Raw records:
++++++++++++++++++++

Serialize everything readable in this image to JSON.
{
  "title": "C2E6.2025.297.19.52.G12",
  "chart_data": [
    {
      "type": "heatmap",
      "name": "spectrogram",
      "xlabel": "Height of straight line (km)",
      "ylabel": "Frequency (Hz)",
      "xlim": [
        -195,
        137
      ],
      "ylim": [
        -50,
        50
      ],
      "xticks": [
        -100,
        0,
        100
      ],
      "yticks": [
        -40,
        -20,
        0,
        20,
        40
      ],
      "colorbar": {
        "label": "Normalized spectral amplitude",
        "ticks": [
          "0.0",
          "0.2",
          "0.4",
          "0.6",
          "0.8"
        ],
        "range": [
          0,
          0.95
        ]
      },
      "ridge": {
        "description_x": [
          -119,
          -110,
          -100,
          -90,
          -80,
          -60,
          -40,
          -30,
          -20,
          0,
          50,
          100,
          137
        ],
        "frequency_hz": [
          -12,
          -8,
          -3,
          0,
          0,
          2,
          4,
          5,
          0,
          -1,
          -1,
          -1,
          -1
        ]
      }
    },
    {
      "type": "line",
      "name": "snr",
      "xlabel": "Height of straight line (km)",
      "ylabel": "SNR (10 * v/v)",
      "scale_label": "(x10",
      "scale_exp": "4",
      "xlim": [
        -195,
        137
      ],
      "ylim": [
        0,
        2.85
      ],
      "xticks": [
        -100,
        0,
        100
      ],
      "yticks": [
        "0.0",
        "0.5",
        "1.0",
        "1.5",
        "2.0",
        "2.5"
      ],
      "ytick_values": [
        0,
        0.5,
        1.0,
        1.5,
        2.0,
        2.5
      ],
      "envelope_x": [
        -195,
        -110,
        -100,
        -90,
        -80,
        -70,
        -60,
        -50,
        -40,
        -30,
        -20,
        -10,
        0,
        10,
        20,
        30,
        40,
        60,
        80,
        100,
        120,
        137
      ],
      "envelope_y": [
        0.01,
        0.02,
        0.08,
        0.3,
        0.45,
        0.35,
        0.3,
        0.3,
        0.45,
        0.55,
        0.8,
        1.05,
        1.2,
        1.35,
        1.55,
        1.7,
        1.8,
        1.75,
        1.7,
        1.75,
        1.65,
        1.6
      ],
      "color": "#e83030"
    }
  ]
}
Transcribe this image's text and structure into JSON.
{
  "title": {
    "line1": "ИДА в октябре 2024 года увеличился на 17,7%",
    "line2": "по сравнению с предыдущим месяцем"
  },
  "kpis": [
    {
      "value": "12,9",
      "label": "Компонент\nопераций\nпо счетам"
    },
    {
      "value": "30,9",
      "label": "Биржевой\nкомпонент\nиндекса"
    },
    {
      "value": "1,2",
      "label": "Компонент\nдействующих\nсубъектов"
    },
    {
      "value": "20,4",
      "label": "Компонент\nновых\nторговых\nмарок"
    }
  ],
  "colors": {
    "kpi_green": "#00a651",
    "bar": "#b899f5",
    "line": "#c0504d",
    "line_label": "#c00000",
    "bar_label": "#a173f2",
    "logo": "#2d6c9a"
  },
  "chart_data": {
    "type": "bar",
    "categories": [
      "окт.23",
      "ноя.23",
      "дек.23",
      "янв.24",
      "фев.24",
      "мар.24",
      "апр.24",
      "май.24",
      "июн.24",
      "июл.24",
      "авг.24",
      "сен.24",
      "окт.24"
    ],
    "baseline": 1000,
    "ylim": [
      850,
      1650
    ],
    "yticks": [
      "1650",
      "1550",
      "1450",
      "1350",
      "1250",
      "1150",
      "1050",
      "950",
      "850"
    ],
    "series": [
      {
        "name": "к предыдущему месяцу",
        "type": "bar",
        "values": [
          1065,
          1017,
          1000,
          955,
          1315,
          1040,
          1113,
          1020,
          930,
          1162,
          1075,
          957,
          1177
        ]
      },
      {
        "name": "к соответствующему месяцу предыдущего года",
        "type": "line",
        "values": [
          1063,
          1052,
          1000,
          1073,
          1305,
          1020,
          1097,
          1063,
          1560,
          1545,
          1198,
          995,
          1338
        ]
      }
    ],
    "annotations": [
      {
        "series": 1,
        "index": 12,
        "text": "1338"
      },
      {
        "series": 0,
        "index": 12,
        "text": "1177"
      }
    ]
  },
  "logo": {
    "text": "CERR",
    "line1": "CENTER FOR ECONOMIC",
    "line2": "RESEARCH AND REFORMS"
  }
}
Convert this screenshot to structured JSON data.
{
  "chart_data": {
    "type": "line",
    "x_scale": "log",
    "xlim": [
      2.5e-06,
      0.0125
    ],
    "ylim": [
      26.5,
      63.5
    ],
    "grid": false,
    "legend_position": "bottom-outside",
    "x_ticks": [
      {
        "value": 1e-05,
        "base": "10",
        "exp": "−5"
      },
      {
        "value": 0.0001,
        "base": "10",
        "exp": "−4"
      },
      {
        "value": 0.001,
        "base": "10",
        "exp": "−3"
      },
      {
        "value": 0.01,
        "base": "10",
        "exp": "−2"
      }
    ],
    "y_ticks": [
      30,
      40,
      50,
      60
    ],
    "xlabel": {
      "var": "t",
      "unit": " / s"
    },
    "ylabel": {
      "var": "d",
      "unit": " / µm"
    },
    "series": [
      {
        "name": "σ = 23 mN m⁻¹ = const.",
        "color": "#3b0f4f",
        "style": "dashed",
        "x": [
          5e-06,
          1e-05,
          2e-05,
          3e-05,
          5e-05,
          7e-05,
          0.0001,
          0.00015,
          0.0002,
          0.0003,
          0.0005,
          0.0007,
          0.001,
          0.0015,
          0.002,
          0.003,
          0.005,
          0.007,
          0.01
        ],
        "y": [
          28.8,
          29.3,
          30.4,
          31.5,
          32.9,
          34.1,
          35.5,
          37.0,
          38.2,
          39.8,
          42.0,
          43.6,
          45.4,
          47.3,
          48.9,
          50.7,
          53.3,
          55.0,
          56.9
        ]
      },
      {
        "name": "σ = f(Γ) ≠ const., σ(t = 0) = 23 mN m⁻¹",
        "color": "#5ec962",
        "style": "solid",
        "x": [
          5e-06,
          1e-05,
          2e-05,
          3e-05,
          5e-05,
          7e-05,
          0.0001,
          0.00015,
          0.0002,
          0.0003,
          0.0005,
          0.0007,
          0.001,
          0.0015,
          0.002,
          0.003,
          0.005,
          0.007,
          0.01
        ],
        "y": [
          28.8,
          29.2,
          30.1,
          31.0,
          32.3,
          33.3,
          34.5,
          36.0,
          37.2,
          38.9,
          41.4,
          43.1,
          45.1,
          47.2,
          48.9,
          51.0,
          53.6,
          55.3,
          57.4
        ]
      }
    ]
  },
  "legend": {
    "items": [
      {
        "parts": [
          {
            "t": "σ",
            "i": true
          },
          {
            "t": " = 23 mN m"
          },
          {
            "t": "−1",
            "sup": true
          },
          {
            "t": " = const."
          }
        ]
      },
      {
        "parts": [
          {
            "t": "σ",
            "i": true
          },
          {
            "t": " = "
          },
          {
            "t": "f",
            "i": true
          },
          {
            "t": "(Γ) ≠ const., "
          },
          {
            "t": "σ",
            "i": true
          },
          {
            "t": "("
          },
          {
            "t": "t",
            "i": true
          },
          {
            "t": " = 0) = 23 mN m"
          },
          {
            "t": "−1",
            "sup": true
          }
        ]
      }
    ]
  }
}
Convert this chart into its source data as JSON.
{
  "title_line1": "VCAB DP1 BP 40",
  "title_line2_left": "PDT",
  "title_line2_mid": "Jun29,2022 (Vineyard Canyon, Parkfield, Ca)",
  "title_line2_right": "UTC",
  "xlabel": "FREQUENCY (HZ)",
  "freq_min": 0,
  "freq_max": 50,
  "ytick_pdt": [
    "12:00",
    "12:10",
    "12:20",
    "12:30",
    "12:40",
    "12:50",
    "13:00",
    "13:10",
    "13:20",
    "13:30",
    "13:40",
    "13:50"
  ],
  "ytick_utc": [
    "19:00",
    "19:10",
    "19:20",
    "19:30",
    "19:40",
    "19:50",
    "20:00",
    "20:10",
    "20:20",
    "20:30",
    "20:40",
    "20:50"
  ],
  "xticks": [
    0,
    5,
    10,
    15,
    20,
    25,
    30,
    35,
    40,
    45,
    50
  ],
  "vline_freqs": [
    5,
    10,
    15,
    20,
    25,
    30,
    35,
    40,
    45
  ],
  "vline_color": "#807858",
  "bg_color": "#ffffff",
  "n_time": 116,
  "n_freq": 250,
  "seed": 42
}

++++++++++++++++++++

CHALLENGE
Restate word for word the lines from the one holding "Convert this chart" to the end of the listing, both ends included, and nothing more.

SOLUTION BELOW
Convert this chart into its source data as JSON.
{
  "title_line1": "VCAB DP1 BP 40",
  "title_line2_left": "PDT",
  "title_line2_mid": "Jun29,2022 (Vineyard Canyon, Parkfield, Ca)",
  "title_line2_right": "UTC",
  "xlabel": "FREQUENCY (HZ)",
  "freq_min": 0,
  "freq_max": 50,
  "ytick_pdt": [
    "12:00",
    "12:10",
    "12:20",
    "12:30",
    "12:40",
    "12:50",
    "13:00",
    "13:10",
    "13:20",
    "13:30",
    "13:40",
    "13:50"
  ],
  "ytick_utc": [
    "19:00",
    "19:10",
    "19:20",
    "19:30",
    "19:40",
    "19:50",
    "20:00",
    "20:10",
    "20:20",
    "20:30",
    "20:40",
    "20:50"
  ],
  "xticks": [
    0,
    5,
    10,
    15,
    20,
    25,
    30,
    35,
    40,
    45,
    50
  ],
  "vline_freqs": [
    5,
    10,
    15,
    20,
    25,
    30,
    35,
    40,
    45
  ],
  "vline_color": "#807858",
  "bg_color": "#ffffff",
  "n_time": 116,
  "n_freq": 250,
  "seed": 42
}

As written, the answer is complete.